It is not particularly clear is it? I must admit that is my understanding as well

....btw -  like the water can tip


----------



## tony (Jul 7, 2010)

dont forget the toilet paper.
tony


----------



## Basil (Jul 7, 2010)

Gaffa tape as you just never know. If you use hose pipes dont forget different tap adapters.... Level Blocks


----------



## Mudders (Jul 7, 2010)

You definitely need a yellow vest for each person in the van, plus a triangle (or two if you are going to Spain). This is now law in France, and I think you can be fined on the spot if you don't have them.
And the absolute essential, bottle opener.
We leave most of the usual items listed, crockery, gas bottles, everyday items in our van all the time, so it's ready to go, just add wine, food and fuel!


----------



## Belgian (Jul 7, 2010)

Recorded data -
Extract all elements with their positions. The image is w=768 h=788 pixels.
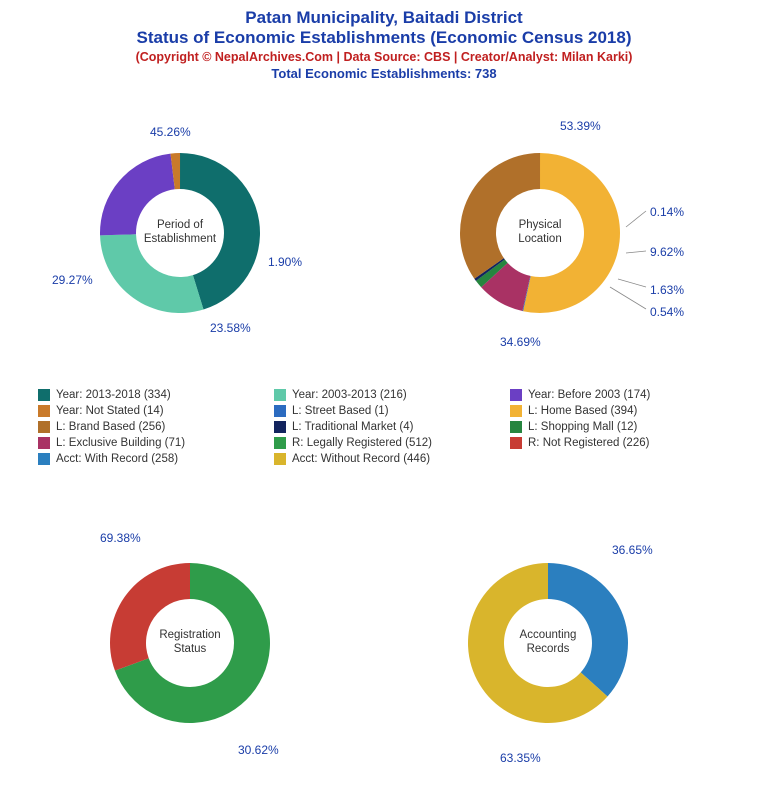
legend-swatch — [274, 421, 286, 433]
legend-label: L: Street Based (1) — [292, 405, 389, 417]
pct-label: 36.65% — [612, 543, 653, 557]
legend-label: Year: Not Stated (14) — [56, 405, 164, 417]
leader-line — [626, 251, 646, 253]
charts-area: Period ofEstablishment 45.26% 29.27% 23.58%… — [0, 83, 768, 783]
legend-swatch — [38, 437, 50, 449]
leader-line — [626, 211, 646, 227]
pct-label: 69.38% — [100, 531, 141, 545]
legend-label: L: Shopping Mall (12) — [528, 421, 637, 433]
pct-label: 0.54% — [650, 305, 684, 319]
pct-label: 9.62% — [650, 245, 684, 259]
chart-center-label: RegistrationStatus — [140, 629, 240, 657]
legend-swatch — [510, 437, 522, 449]
title-line-1: Patan Municipality, Baitadi District — [0, 8, 768, 28]
legend-item: Acct: With Record (258) — [38, 453, 266, 465]
pct-label: 63.35% — [500, 751, 541, 765]
legend-label: R: Not Registered (226) — [528, 437, 649, 449]
pct-label: 1.63% — [650, 283, 684, 297]
legend-item: Year: 2003-2013 (216) — [274, 389, 502, 401]
legend-swatch — [38, 389, 50, 401]
chart-center-label: AccountingRecords — [498, 629, 598, 657]
legend-swatch — [38, 453, 50, 465]
chart-center-label: Period ofEstablishment — [130, 219, 230, 247]
legend-item: R: Not Registered (226) — [510, 437, 738, 449]
legend-swatch — [38, 405, 50, 417]
legend: Year: 2013-2018 (334) Year: 2003-2013 (21… — [38, 389, 738, 465]
legend-item: Year: Before 2003 (174) — [510, 389, 738, 401]
donut-slice — [460, 153, 540, 279]
pct-label: 23.58% — [210, 321, 251, 335]
pct-label: 29.27% — [52, 273, 93, 287]
legend-label: R: Legally Registered (512) — [292, 437, 432, 449]
legend-item: L: Shopping Mall (12) — [510, 421, 738, 433]
pct-label: 34.69% — [500, 335, 541, 349]
legend-swatch — [274, 437, 286, 449]
chart-center-label: PhysicalLocation — [490, 219, 590, 247]
title-block: Patan Municipality, Baitadi District Sta… — [0, 0, 768, 83]
pct-label: 53.39% — [560, 119, 601, 133]
leader-line — [618, 279, 646, 287]
legend-label: Year: Before 2003 (174) — [528, 389, 650, 401]
legend-label: Acct: Without Record (446) — [292, 453, 430, 465]
legend-item: L: Home Based (394) — [510, 405, 738, 417]
pct-label: 1.90% — [268, 255, 302, 269]
legend-label: Year: 2003-2013 (216) — [292, 389, 407, 401]
legend-item: L: Traditional Market (4) — [274, 421, 502, 433]
pct-label: 0.14% — [650, 205, 684, 219]
legend-swatch — [510, 389, 522, 401]
legend-item: R: Legally Registered (512) — [274, 437, 502, 449]
legend-item: Year: Not Stated (14) — [38, 405, 266, 417]
legend-swatch — [510, 421, 522, 433]
legend-item: Acct: Without Record (446) — [274, 453, 502, 465]
legend-swatch — [38, 421, 50, 433]
legend-item: L: Brand Based (256) — [38, 421, 266, 433]
legend-swatch — [510, 405, 522, 417]
legend-label: L: Home Based (394) — [528, 405, 637, 417]
legend-label: L: Brand Based (256) — [56, 421, 165, 433]
copyright-line: (Copyright © NepalArchives.Com | Data So… — [0, 49, 768, 67]
legend-swatch — [274, 405, 286, 417]
legend-swatch — [274, 453, 286, 465]
title-line-2: Status of Economic Establishments (Econo… — [0, 28, 768, 48]
legend-label: Year: 2013-2018 (334) — [56, 389, 171, 401]
legend-swatch — [274, 389, 286, 401]
pct-label: 30.62% — [238, 743, 279, 757]
legend-item: Year: 2013-2018 (334) — [38, 389, 266, 401]
legend-label: Acct: With Record (258) — [56, 453, 178, 465]
pct-label: 45.26% — [150, 125, 191, 139]
total-line: Total Economic Establishments: 738 — [0, 66, 768, 81]
legend-label: L: Traditional Market (4) — [292, 421, 413, 433]
legend-item: L: Street Based (1) — [274, 405, 502, 417]
legend-label: L: Exclusive Building (71) — [56, 437, 185, 449]
legend-item: L: Exclusive Building (71) — [38, 437, 266, 449]
leader-line — [610, 287, 646, 309]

Task description - Write the next part of the thread about what to pack for a van trip, picking up after its last line. The rows are separate material and are unrelated to the thread about what to pack for a van trip.

Reply to the exercise -
***** said:


> Also spare light bulbs if going to mainland Europe


Especially when you go to Scandinavia where you should have lights on in daytime


----------



## UFO (Aug 18, 2010)

The AA website covers what different European countries require (warning triangles, hi-viz vests, etc)

http://www.theaa.com/motoring_advice/touring_tips/compulsory_equipment.pdf

Summarised in a pdf http://www.theaa.com/motoring_advice/touring_tips/compulsory_equipment.pdf


----------



## IJenk52 (Aug 18, 2010)

*equipment list*

I've got a packing list in Excel format if anyone can tell me how to, I'll upload it.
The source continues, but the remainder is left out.